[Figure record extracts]
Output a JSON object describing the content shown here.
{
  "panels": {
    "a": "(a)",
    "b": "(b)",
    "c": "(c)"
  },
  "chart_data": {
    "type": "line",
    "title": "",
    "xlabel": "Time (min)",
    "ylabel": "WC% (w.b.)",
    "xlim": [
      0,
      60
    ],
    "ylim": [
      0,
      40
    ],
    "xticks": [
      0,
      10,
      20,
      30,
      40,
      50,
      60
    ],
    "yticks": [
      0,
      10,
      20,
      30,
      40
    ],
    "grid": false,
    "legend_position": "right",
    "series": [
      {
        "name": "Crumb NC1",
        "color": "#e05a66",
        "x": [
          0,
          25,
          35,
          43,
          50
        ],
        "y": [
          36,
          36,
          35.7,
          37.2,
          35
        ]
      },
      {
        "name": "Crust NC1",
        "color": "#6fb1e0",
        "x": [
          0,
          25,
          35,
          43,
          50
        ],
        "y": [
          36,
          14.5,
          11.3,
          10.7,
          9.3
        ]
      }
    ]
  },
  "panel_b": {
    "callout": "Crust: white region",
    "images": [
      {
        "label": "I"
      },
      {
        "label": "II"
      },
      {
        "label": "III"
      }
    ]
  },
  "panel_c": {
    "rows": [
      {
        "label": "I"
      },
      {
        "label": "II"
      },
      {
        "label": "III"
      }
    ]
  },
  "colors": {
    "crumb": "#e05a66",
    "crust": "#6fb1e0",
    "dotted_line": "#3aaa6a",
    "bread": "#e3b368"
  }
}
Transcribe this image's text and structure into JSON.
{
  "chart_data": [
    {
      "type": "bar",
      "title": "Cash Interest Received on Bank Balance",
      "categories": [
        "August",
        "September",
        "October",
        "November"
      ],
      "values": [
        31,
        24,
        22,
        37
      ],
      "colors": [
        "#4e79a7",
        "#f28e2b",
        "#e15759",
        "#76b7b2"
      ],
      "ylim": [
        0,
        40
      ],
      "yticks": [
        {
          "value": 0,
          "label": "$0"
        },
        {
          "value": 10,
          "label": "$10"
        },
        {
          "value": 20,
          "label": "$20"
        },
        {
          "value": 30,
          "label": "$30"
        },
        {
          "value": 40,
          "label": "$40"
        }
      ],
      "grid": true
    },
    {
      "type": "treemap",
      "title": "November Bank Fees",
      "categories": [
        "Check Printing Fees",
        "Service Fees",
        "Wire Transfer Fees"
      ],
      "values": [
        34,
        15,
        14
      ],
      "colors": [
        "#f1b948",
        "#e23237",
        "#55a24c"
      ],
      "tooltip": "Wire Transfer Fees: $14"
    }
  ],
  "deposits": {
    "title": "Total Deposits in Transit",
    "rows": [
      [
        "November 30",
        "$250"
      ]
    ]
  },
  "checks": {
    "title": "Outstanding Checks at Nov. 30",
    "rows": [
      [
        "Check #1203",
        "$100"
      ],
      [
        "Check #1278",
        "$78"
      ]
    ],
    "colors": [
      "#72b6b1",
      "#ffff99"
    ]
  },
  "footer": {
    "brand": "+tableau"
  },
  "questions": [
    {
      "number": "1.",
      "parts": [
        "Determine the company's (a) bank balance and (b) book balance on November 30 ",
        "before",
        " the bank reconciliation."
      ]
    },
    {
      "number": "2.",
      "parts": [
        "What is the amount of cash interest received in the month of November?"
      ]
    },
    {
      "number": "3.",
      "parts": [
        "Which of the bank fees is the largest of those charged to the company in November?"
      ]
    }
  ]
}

■ What the task asks:
Reproduce all of the data exactly as given.

■ Answer to this task:
Output a JSON object describing the content shown here.
{
  "panels": {
    "a": "(a)",
    "b": "(b)",
    "c": "(c)"
  },
  "chart_data": {
    "type": "line",
    "title": "",
    "xlabel": "Time (min)",
    "ylabel": "WC% (w.b.)",
    "xlim": [
      0,
      60
    ],
    "ylim": [
      0,
      40
    ],
    "xticks": [
      0,
      10,
      20,
      30,
      40,
      50,
      60
    ],
    "yticks": [
      0,
      10,
      20,
      30,
      40
    ],
    "grid": false,
    "legend_position": "right",
    "series": [
      {
        "name": "Crumb NC1",
        "color": "#e05a66",
        "x": [
          0,
          25,
          35,
          43,
          50
        ],
        "y": [
          36,
          36,
          35.7,
          37.2,
          35
        ]
      },
      {
        "name": "Crust NC1",
        "color": "#6fb1e0",
        "x": [
          0,
          25,
          35,
          43,
          50
        ],
        "y": [
          36,
          14.5,
          11.3,
          10.7,
          9.3
        ]
      }
    ]
  },
  "panel_b": {
    "callout": "Crust: white region",
    "images": [
      {
        "label": "I"
      },
      {
        "label": "II"
      },
      {
        "label": "III"
      }
    ]
  },
  "panel_c": {
    "rows": [
      {
        "label": "I"
      },
      {
        "label": "II"
      },
      {
        "label": "III"
      }
    ]
  },
  "colors": {
    "crumb": "#e05a66",
    "crust": "#6fb1e0",
    "dotted_line": "#3aaa6a",
    "bread": "#e3b368"
  }
}
Transcribe this image's text and structure into JSON.
{
  "chart_data": [
    {
      "type": "bar",
      "title": "Cash Interest Received on Bank Balance",
      "categories": [
        "August",
        "September",
        "October",
        "November"
      ],
      "values": [
        31,
        24,
        22,
        37
      ],
      "colors": [
        "#4e79a7",
        "#f28e2b",
        "#e15759",
        "#76b7b2"
      ],
      "ylim": [
        0,
        40
      ],
      "yticks": [
        {
          "value": 0,
          "label": "$0"
        },
        {
          "value": 10,
          "label": "$10"
        },
        {
          "value": 20,
          "label": "$20"
        },
        {
          "value": 30,
          "label": "$30"
        },
        {
          "value": 40,
          "label": "$40"
        }
      ],
      "grid": true
    },
    {
      "type": "treemap",
      "title": "November Bank Fees",
      "categories": [
        "Check Printing Fees",
        "Service Fees",
        "Wire Transfer Fees"
      ],
      "values": [
        34,
        15,
        14
      ],
      "colors": [
        "#f1b948",
        "#e23237",
        "#55a24c"
      ],
      "tooltip": "Wire Transfer Fees: $14"
    }
  ],
  "deposits": {
    "title": "Total Deposits in Transit",
    "rows": [
      [
        "November 30",
        "$250"
      ]
    ]
  },
  "checks": {
    "title": "Outstanding Checks at Nov. 30",
    "rows": [
      [
        "Check #1203",
        "$100"
      ],
      [
        "Check #1278",
        "$78"
      ]
    ],
    "colors": [
      "#72b6b1",
      "#ffff99"
    ]
  },
  "footer": {
    "brand": "+tableau"
  },
  "questions": [
    {
      "number": "1.",
      "parts": [
        "Determine the company's (a) bank balance and (b) book balance on November 30 ",
        "before",
        " the bank reconciliation."
      ]
    },
    {
      "number": "2.",
      "parts": [
        "What is the amount of cash interest received in the month of November?"
      ]
    },
    {
      "number": "3.",
      "parts": [
        "Which of the bank fees is the largest of those charged to the company in November?"
      ]
    }
  ]
}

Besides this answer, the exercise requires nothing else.